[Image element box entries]
● ● ● ● ●

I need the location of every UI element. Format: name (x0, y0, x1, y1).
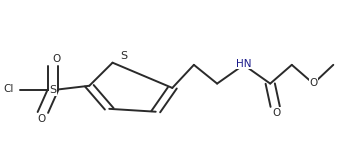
Text: O: O (309, 78, 317, 88)
Text: O: O (273, 108, 281, 118)
Text: Cl: Cl (3, 84, 14, 94)
Text: O: O (37, 114, 45, 124)
Text: HN: HN (236, 59, 251, 69)
Text: S: S (49, 85, 56, 95)
Text: S: S (121, 51, 128, 61)
Text: O: O (52, 54, 60, 64)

● ● ● ● ●

## What needs to be done
Print all of the entries above line for line, without any changes, and leave the pictures out.

## Answer to the task
I need the location of every UI element. Format: name (x0, y0, x1, y1).
Text: O: O (309, 78, 317, 88)
Text: O: O (273, 108, 281, 118)
Text: Cl: Cl (3, 84, 14, 94)
Text: O: O (37, 114, 45, 124)
Text: HN: HN (236, 59, 251, 69)
Text: S: S (49, 85, 56, 95)
Text: S: S (121, 51, 128, 61)
Text: O: O (52, 54, 60, 64)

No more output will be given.